> _Task prompt_
Find how many lines in the data below mention "content". Give the number only.

Figure dataset records
^^^^^^^^^^^^^^^^
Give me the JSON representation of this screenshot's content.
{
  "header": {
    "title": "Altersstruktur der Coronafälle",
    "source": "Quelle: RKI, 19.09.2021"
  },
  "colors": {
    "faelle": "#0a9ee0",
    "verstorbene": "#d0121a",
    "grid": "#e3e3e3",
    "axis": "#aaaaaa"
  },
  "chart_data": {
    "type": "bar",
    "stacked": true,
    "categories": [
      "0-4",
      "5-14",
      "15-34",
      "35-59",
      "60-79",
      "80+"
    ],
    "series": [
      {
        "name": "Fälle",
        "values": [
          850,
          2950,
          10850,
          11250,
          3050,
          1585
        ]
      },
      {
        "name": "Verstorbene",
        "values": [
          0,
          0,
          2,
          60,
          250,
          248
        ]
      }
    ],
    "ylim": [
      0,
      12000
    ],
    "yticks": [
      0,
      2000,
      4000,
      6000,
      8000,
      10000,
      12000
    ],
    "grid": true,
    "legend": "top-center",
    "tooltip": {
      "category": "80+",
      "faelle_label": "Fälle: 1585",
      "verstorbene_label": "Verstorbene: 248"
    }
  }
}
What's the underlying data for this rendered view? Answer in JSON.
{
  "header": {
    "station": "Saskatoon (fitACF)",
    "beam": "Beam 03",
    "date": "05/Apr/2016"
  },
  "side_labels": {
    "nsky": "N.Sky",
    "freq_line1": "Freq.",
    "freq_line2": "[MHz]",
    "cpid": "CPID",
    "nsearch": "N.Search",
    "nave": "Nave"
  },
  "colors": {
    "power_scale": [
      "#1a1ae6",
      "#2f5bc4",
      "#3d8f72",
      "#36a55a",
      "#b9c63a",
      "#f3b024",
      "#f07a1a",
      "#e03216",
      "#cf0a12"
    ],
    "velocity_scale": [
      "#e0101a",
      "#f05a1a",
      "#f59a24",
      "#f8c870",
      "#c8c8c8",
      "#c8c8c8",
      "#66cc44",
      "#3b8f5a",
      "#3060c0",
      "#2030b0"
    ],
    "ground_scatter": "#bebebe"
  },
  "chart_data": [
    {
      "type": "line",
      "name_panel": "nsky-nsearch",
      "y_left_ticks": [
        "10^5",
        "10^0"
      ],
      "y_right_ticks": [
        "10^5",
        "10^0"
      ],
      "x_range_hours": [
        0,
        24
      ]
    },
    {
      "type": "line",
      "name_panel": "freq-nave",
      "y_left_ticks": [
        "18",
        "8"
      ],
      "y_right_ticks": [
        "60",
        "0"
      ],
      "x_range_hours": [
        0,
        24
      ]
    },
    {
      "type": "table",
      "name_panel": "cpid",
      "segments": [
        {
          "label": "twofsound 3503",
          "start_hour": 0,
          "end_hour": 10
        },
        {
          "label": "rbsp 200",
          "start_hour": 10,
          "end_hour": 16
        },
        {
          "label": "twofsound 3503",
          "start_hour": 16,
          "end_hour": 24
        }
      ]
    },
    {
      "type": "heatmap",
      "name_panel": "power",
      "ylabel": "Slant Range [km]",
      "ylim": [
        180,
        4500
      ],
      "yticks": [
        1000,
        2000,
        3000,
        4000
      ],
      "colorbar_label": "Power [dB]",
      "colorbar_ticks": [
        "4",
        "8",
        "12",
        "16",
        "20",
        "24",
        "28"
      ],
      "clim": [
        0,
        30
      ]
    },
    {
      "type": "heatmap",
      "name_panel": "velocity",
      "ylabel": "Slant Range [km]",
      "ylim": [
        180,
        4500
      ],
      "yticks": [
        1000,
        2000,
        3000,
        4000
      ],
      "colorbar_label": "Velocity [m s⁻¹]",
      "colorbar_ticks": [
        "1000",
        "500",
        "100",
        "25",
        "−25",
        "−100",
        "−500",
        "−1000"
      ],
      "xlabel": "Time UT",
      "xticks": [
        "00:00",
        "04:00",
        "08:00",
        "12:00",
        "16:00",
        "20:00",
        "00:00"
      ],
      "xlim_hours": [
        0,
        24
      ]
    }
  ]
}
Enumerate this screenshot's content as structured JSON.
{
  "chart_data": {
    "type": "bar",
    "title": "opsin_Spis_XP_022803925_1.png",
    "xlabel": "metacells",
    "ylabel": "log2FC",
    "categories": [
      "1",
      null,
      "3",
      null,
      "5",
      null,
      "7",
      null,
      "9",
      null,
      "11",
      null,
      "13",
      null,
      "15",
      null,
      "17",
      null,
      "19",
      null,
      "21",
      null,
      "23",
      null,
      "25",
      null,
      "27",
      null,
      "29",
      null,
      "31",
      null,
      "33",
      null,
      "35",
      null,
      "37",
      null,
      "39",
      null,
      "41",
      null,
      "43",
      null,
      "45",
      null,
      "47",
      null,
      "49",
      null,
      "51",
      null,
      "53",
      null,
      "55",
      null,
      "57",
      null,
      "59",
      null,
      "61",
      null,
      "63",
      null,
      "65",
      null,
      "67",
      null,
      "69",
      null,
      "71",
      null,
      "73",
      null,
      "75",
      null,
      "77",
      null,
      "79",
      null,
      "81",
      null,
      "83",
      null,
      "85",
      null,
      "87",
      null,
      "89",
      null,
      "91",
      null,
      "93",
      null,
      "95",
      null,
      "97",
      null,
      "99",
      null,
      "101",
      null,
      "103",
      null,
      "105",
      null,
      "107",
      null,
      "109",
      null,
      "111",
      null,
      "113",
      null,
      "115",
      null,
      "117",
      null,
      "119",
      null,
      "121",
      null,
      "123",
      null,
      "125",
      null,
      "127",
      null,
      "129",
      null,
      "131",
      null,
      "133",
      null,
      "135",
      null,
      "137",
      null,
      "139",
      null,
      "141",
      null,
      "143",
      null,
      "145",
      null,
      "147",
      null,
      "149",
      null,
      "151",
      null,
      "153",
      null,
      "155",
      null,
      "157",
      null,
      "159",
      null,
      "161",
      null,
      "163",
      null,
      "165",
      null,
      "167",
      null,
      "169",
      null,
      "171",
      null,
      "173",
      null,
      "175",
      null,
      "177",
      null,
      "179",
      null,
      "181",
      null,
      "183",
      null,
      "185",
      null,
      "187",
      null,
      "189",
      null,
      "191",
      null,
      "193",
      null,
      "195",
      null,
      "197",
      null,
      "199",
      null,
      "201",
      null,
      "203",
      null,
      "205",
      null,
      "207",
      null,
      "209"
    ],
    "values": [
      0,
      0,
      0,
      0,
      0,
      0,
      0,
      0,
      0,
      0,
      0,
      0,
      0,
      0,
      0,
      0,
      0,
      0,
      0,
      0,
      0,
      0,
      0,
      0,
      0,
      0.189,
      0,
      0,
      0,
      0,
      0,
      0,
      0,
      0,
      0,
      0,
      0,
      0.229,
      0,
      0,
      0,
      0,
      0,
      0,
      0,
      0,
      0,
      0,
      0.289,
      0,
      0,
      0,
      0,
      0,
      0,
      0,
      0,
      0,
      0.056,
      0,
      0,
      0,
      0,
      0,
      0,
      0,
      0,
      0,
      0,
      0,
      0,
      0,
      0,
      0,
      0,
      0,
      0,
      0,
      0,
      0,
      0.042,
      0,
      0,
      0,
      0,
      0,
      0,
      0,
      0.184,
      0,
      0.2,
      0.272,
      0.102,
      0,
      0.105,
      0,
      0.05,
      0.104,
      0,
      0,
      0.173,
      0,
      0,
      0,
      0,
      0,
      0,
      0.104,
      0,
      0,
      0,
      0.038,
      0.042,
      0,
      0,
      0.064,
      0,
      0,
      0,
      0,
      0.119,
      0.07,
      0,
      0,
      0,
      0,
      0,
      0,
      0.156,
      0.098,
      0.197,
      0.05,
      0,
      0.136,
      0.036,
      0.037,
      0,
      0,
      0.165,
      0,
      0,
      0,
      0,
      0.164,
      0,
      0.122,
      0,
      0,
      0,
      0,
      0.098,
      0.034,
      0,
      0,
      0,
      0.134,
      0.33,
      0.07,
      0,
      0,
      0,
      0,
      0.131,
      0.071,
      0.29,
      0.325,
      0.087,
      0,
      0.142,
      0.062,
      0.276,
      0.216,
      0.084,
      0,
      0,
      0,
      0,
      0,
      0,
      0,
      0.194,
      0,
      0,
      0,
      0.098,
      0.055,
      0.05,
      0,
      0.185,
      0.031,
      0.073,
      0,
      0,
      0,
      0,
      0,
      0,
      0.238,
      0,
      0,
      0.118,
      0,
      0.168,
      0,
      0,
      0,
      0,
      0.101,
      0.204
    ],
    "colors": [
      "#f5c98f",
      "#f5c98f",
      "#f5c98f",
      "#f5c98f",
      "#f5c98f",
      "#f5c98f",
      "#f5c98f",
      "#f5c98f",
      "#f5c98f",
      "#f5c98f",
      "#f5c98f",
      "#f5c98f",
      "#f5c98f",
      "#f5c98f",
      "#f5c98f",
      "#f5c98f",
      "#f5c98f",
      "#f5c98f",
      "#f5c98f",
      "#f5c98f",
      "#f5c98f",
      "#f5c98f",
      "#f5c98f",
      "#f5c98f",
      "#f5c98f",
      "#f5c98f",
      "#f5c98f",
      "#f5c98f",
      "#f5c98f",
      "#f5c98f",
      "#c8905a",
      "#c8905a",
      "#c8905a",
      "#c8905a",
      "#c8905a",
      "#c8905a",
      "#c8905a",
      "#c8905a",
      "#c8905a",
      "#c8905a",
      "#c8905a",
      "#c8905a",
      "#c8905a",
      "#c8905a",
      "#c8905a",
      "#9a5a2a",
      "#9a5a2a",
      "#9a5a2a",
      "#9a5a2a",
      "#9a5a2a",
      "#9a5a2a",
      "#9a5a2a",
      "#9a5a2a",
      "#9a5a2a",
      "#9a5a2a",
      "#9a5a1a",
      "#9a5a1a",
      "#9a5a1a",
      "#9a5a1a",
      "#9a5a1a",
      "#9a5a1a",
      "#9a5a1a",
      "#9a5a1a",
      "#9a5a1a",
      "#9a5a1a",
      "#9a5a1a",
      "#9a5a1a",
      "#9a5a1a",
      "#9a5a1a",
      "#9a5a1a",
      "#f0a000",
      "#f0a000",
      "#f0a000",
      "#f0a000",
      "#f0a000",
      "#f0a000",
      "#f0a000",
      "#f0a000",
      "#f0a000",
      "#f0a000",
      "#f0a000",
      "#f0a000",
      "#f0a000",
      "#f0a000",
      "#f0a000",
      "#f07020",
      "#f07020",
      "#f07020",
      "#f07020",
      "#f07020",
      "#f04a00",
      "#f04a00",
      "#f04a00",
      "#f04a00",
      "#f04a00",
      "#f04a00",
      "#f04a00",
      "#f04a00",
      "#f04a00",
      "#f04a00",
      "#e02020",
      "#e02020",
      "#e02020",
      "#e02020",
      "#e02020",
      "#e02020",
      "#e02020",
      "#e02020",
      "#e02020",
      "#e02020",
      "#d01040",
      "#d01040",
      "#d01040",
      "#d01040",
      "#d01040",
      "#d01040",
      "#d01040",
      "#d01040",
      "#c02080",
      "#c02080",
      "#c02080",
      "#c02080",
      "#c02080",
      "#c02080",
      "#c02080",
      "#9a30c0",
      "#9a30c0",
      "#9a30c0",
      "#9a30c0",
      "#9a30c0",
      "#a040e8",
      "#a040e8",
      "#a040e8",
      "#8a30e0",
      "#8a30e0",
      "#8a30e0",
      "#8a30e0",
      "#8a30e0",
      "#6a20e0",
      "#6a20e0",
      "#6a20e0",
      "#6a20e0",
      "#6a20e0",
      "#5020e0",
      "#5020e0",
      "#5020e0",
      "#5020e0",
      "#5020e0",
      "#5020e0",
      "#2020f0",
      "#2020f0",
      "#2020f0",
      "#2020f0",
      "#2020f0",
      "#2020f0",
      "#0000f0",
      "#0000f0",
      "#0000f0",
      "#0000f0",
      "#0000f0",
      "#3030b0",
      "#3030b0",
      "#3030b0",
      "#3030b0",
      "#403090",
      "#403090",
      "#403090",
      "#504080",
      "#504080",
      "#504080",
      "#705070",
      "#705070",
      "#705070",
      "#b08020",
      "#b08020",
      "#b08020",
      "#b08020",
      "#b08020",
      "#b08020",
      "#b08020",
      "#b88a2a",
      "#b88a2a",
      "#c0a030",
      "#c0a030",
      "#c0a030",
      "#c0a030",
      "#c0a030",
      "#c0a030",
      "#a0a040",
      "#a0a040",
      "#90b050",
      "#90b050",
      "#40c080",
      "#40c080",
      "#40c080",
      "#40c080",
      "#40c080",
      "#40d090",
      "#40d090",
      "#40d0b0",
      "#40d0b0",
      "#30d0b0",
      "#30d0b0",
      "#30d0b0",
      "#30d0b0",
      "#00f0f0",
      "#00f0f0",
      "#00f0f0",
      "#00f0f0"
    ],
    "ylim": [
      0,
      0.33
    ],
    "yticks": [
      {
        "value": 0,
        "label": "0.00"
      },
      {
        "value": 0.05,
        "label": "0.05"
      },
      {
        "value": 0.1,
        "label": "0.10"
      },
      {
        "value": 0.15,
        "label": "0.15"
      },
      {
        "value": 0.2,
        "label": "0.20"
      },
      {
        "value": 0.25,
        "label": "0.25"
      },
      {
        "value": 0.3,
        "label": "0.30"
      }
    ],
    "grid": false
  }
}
^^^^^^^^^^^^^^^^
> _Complete output_
2